# [WHAT IS ASKED]
Gather the lines below that include the string "five", copying each in full.

# [RECORD SET]
[start]
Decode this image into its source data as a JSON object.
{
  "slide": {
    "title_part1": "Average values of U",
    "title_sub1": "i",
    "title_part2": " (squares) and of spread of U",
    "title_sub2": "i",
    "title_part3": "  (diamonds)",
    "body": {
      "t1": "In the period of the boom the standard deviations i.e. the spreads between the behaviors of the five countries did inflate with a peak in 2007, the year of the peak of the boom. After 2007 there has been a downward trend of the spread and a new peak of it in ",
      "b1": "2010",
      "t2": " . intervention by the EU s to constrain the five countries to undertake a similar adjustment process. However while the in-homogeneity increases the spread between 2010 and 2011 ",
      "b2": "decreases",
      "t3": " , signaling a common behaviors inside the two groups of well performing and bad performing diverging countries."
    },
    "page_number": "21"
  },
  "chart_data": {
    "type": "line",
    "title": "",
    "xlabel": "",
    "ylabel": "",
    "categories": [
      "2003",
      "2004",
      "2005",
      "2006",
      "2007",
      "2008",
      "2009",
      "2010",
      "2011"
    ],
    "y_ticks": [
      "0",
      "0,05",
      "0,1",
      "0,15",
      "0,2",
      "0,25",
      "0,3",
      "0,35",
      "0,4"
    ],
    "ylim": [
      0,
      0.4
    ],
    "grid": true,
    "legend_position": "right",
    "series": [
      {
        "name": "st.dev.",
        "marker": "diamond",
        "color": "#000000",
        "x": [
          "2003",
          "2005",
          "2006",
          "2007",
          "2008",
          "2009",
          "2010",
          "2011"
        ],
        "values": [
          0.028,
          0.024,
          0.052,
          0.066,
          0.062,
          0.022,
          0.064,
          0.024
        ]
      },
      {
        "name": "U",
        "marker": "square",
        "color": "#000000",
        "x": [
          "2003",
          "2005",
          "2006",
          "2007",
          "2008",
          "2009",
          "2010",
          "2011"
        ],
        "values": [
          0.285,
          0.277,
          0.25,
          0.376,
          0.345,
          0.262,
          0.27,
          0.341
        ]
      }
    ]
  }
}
[end]
# [WRITTEN RESPONSE]
      "t1": "In the period of the boom the standard deviations i.e. the spreads between the behaviors of the five countries did inflate with a peak in 2007, the year of the peak of the boom. After 2007 there has been a downward trend of the spread and a new peak of it in ",
      "t2": " . intervention by the EU s to constrain the five countries to undertake a similar adjustment process. However while the in-homogeneity increases the spread between 2010 and 2011 ",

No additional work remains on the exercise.